— STATED PROBLEM —
Copy everything in the data below exactly except the pictures.

— Collection entries —
-------------------------
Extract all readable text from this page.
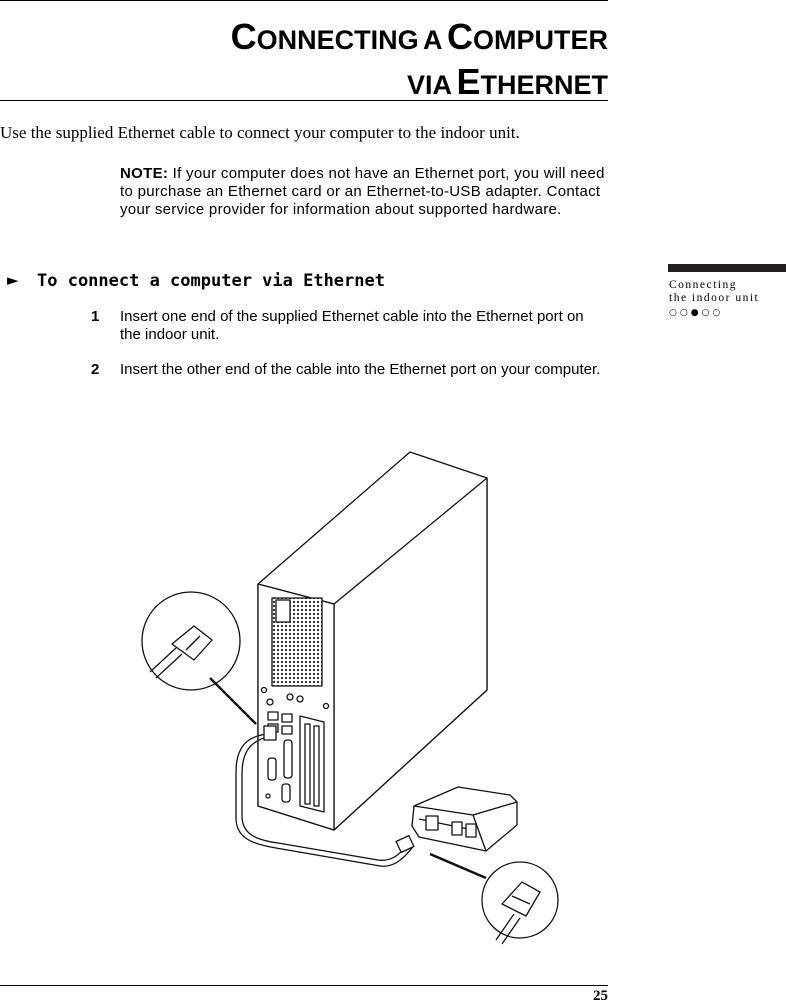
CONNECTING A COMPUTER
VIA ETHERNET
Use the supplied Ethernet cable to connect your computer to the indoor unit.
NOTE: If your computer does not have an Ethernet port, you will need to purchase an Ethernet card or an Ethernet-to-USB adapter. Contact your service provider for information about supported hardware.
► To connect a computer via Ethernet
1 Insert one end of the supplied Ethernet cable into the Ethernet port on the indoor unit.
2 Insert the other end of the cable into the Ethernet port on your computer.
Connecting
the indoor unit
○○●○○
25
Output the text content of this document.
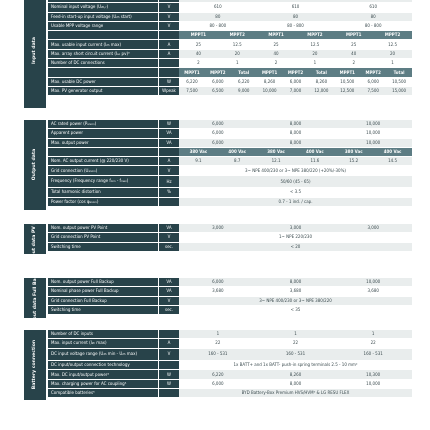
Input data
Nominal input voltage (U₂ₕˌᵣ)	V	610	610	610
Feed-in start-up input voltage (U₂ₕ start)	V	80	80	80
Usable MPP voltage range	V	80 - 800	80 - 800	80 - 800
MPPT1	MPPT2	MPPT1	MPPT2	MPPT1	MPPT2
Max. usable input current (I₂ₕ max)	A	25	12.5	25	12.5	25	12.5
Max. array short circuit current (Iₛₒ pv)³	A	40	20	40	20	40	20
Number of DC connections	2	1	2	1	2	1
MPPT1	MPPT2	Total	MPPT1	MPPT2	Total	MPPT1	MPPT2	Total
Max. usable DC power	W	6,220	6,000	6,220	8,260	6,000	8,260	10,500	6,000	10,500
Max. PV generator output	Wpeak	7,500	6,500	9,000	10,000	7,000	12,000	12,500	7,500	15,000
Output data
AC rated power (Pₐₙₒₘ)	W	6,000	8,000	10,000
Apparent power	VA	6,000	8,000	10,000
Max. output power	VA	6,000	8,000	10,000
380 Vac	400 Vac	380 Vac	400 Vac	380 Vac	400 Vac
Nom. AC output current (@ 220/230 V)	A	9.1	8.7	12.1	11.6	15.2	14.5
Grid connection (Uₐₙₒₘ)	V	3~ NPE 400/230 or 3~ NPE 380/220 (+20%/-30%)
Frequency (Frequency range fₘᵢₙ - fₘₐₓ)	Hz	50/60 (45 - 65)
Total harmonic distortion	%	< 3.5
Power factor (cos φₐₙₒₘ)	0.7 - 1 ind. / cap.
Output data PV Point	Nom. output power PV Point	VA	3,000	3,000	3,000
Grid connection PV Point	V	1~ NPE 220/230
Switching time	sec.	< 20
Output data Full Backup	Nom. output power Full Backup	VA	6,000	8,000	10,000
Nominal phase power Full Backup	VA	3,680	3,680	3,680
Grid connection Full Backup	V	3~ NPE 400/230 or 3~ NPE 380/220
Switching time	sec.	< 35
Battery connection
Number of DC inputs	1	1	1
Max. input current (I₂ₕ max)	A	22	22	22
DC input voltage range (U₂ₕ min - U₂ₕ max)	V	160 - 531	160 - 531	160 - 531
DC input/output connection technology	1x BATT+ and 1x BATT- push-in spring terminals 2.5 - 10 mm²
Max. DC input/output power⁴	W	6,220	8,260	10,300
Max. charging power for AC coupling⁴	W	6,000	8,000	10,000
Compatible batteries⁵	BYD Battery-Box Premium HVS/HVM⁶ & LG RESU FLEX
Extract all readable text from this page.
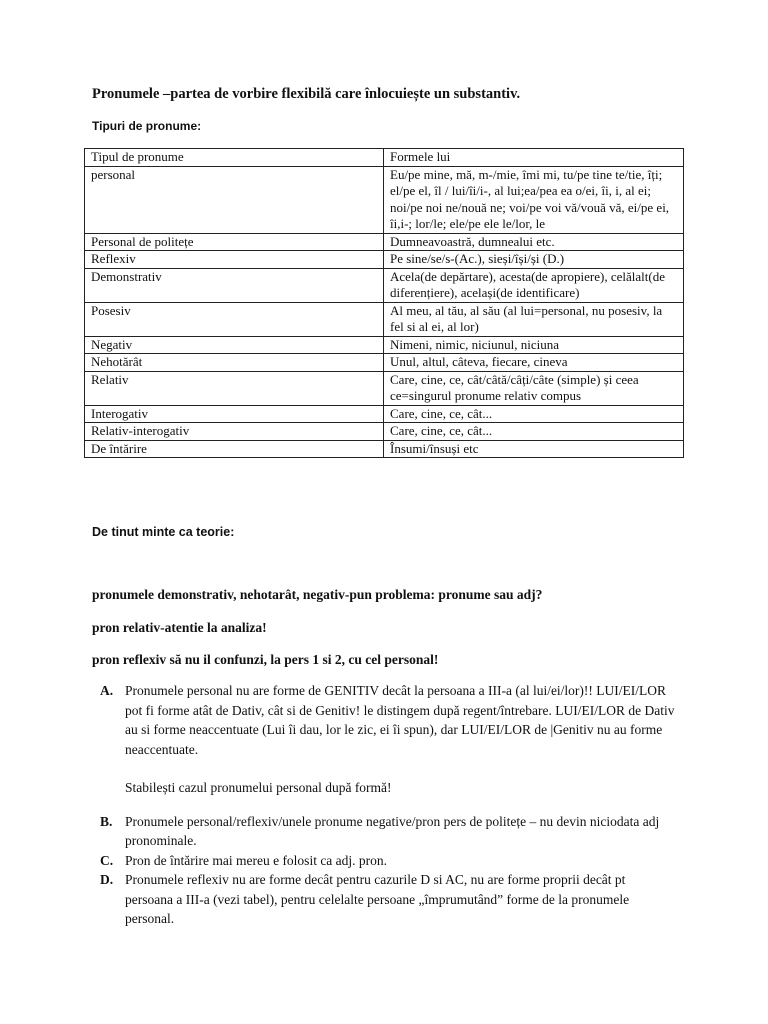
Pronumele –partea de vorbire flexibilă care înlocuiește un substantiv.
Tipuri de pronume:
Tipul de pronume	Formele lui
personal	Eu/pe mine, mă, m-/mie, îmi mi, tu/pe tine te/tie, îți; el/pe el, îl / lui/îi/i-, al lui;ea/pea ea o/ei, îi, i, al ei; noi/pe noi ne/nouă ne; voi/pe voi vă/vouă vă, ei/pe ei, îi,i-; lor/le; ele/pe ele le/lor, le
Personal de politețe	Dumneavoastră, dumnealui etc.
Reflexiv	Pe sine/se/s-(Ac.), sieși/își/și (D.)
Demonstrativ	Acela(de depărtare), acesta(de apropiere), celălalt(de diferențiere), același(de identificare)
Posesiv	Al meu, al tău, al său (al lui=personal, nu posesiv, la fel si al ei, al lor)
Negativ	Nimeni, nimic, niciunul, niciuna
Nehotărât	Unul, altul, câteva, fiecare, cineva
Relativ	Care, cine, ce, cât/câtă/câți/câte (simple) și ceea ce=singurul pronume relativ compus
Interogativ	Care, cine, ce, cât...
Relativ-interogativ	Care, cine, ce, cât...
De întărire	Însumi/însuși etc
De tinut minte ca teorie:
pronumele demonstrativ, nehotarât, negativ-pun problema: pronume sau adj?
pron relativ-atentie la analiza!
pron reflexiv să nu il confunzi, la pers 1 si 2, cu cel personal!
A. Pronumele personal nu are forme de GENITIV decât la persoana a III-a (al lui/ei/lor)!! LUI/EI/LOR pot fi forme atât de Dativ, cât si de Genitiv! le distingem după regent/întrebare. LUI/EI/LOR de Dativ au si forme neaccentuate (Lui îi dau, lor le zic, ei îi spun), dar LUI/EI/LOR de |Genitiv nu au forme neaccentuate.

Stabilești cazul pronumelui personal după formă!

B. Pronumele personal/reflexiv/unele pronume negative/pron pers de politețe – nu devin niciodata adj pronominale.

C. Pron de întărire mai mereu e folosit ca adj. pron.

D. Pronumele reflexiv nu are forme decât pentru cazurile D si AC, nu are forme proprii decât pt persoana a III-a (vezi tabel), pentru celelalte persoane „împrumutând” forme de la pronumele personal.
-------------------------
— FULL ANSWER —
Extract all readable text from this page.
CONNECTING A COMPUTER
VIA ETHERNET
Use the supplied Ethernet cable to connect your computer to the indoor unit.
NOTE: If your computer does not have an Ethernet port, you will need to purchase an Ethernet card or an Ethernet-to-USB adapter. Contact your service provider for information about supported hardware.
► To connect a computer via Ethernet
1 Insert one end of the supplied Ethernet cable into the Ethernet port on the indoor unit.
2 Insert the other end of the cable into the Ethernet port on your computer.
Connecting
the indoor unit
○○●○○
25
Output the text content of this document.
Input data
Nominal input voltage (U₂ₕˌᵣ)	V	610	610	610
Feed-in start-up input voltage (U₂ₕ start)	V	80	80	80
Usable MPP voltage range	V	80 - 800	80 - 800	80 - 800
MPPT1	MPPT2	MPPT1	MPPT2	MPPT1	MPPT2
Max. usable input current (I₂ₕ max)	A	25	12.5	25	12.5	25	12.5
Max. array short circuit current (Iₛₒ pv)³	A	40	20	40	20	40	20
Number of DC connections	2	1	2	1	2	1
MPPT1	MPPT2	Total	MPPT1	MPPT2	Total	MPPT1	MPPT2	Total
Max. usable DC power	W	6,220	6,000	6,220	8,260	6,000	8,260	10,500	6,000	10,500
Max. PV generator output	Wpeak	7,500	6,500	9,000	10,000	7,000	12,000	12,500	7,500	15,000
Output data
AC rated power (Pₐₙₒₘ)	W	6,000	8,000	10,000
Apparent power	VA	6,000	8,000	10,000
Max. output power	VA	6,000	8,000	10,000
380 Vac	400 Vac	380 Vac	400 Vac	380 Vac	400 Vac
Nom. AC output current (@ 220/230 V)	A	9.1	8.7	12.1	11.6	15.2	14.5
Grid connection (Uₐₙₒₘ)	V	3~ NPE 400/230 or 3~ NPE 380/220 (+20%/-30%)
Frequency (Frequency range fₘᵢₙ - fₘₐₓ)	Hz	50/60 (45 - 65)
Total harmonic distortion	%	< 3.5
Power factor (cos φₐₙₒₘ)	0.7 - 1 ind. / cap.
Output data PV Point	Nom. output power PV Point	VA	3,000	3,000	3,000
Grid connection PV Point	V	1~ NPE 220/230
Switching time	sec.	< 20
Output data Full Backup	Nom. output power Full Backup	VA	6,000	8,000	10,000
Nominal phase power Full Backup	VA	3,680	3,680	3,680
Grid connection Full Backup	V	3~ NPE 400/230 or 3~ NPE 380/220
Switching time	sec.	< 35
Battery connection
Number of DC inputs	1	1	1
Max. input current (I₂ₕ max)	A	22	22	22
DC input voltage range (U₂ₕ min - U₂ₕ max)	V	160 - 531	160 - 531	160 - 531
DC input/output connection technology	1x BATT+ and 1x BATT- push-in spring terminals 2.5 - 10 mm²
Max. DC input/output power⁴	W	6,220	8,260	10,300
Max. charging power for AC coupling⁴	W	6,000	8,000	10,000
Compatible batteries⁵	BYD Battery-Box Premium HVS/HVM⁶ & LG RESU FLEX
Extract all readable text from this page.
Pronumele –partea de vorbire flexibilă care înlocuiește un substantiv.
Tipuri de pronume:
Tipul de pronume	Formele lui
personal	Eu/pe mine, mă, m-/mie, îmi mi, tu/pe tine te/tie, îți; el/pe el, îl / lui/îi/i-, al lui;ea/pea ea o/ei, îi, i, al ei; noi/pe noi ne/nouă ne; voi/pe voi vă/vouă vă, ei/pe ei, îi,i-; lor/le; ele/pe ele le/lor, le
Personal de politețe	Dumneavoastră, dumnealui etc.
Reflexiv	Pe sine/se/s-(Ac.), sieși/își/și (D.)
Demonstrativ	Acela(de depărtare), acesta(de apropiere), celălalt(de diferențiere), același(de identificare)
Posesiv	Al meu, al tău, al său (al lui=personal, nu posesiv, la fel si al ei, al lor)
Negativ	Nimeni, nimic, niciunul, niciuna
Nehotărât	Unul, altul, câteva, fiecare, cineva
Relativ	Care, cine, ce, cât/câtă/câți/câte (simple) și ceea ce=singurul pronume relativ compus
Interogativ	Care, cine, ce, cât...
Relativ-interogativ	Care, cine, ce, cât...
De întărire	Însumi/însuși etc
De tinut minte ca teorie:
pronumele demonstrativ, nehotarât, negativ-pun problema: pronume sau adj?
pron relativ-atentie la analiza!
pron reflexiv să nu il confunzi, la pers 1 si 2, cu cel personal!
A. Pronumele personal nu are forme de GENITIV decât la persoana a III-a (al lui/ei/lor)!! LUI/EI/LOR pot fi forme atât de Dativ, cât si de Genitiv! le distingem după regent/întrebare. LUI/EI/LOR de Dativ au si forme neaccentuate (Lui îi dau, lor le zic, ei îi spun), dar LUI/EI/LOR de |Genitiv nu au forme neaccentuate.

Stabilești cazul pronumelui personal după formă!

B. Pronumele personal/reflexiv/unele pronume negative/pron pers de politețe – nu devin niciodata adj pronominale.

C. Pron de întărire mai mereu e folosit ca adj. pron.

D. Pronumele reflexiv nu are forme decât pentru cazurile D si AC, nu are forme proprii decât pt persoana a III-a (vezi tabel), pentru celelalte persoane „împrumutând” forme de la pronumele personal.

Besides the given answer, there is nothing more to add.